Set task:
From the listing that follows, output everything exactly except the pictures.

Begin Stored records

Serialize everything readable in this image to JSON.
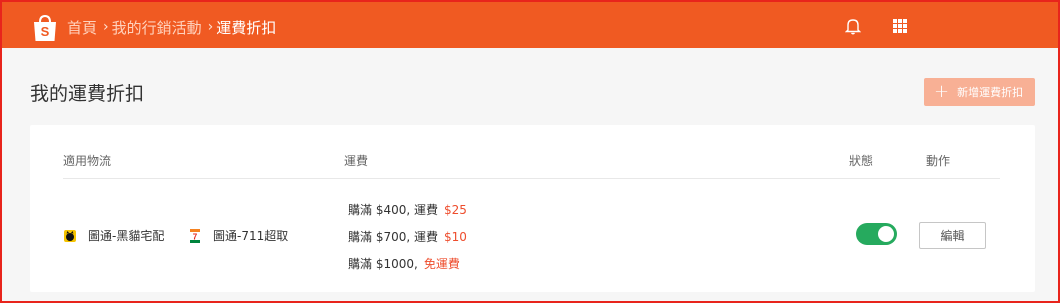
{
  "colors": {
    "brand": "#f05a22",
    "accent_text": "#ee4d2d",
    "toggle_on": "#26aa5e",
    "add_button_bg": "#f8b095",
    "frame_border": "#e8241c"
  },
  "header": {
    "logo_icon": "shopee-bag-icon",
    "breadcrumb": {
      "home": "首頁",
      "marketing": "我的行銷活動",
      "current": "運費折扣"
    },
    "icons": [
      "bell-icon",
      "apps-grid-icon"
    ]
  },
  "page": {
    "title": "我的運費折扣",
    "add_button": {
      "icon": "plus-icon",
      "label": "新增運費折扣"
    }
  },
  "table": {
    "headers": {
      "carriers": "適用物流",
      "fee": "運費",
      "status": "狀態",
      "action": "動作"
    },
    "rows": [
      {
        "carriers": [
          {
            "icon": "black-cat-logo-icon",
            "name": "圖通-黑貓宅配"
          },
          {
            "icon": "seven-eleven-logo-icon",
            "name": "圖通-711超取"
          }
        ],
        "rules": [
          {
            "condition": "購滿 $400, 運費",
            "fee": "$25"
          },
          {
            "condition": "購滿 $700, 運費",
            "fee": "$10"
          },
          {
            "condition": "購滿 $1000,",
            "fee": "免運費"
          }
        ],
        "status_on": true,
        "edit_label": "編輯"
      }
    ]
  }
}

End Stored records

In response:
Serialize everything readable in this image to JSON.
{
  "colors": {
    "brand": "#f05a22",
    "accent_text": "#ee4d2d",
    "toggle_on": "#26aa5e",
    "add_button_bg": "#f8b095",
    "frame_border": "#e8241c"
  },
  "header": {
    "logo_icon": "shopee-bag-icon",
    "breadcrumb": {
      "home": "首頁",
      "marketing": "我的行銷活動",
      "current": "運費折扣"
    },
    "icons": [
      "bell-icon",
      "apps-grid-icon"
    ]
  },
  "page": {
    "title": "我的運費折扣",
    "add_button": {
      "icon": "plus-icon",
      "label": "新增運費折扣"
    }
  },
  "table": {
    "headers": {
      "carriers": "適用物流",
      "fee": "運費",
      "status": "狀態",
      "action": "動作"
    },
    "rows": [
      {
        "carriers": [
          {
            "icon": "black-cat-logo-icon",
            "name": "圖通-黑貓宅配"
          },
          {
            "icon": "seven-eleven-logo-icon",
            "name": "圖通-711超取"
          }
        ],
        "rules": [
          {
            "condition": "購滿 $400, 運費",
            "fee": "$25"
          },
          {
            "condition": "購滿 $700, 運費",
            "fee": "$10"
          },
          {
            "condition": "購滿 $1000,",
            "fee": "免運費"
          }
        ],
        "status_on": true,
        "edit_label": "編輯"
      }
    ]
  }
}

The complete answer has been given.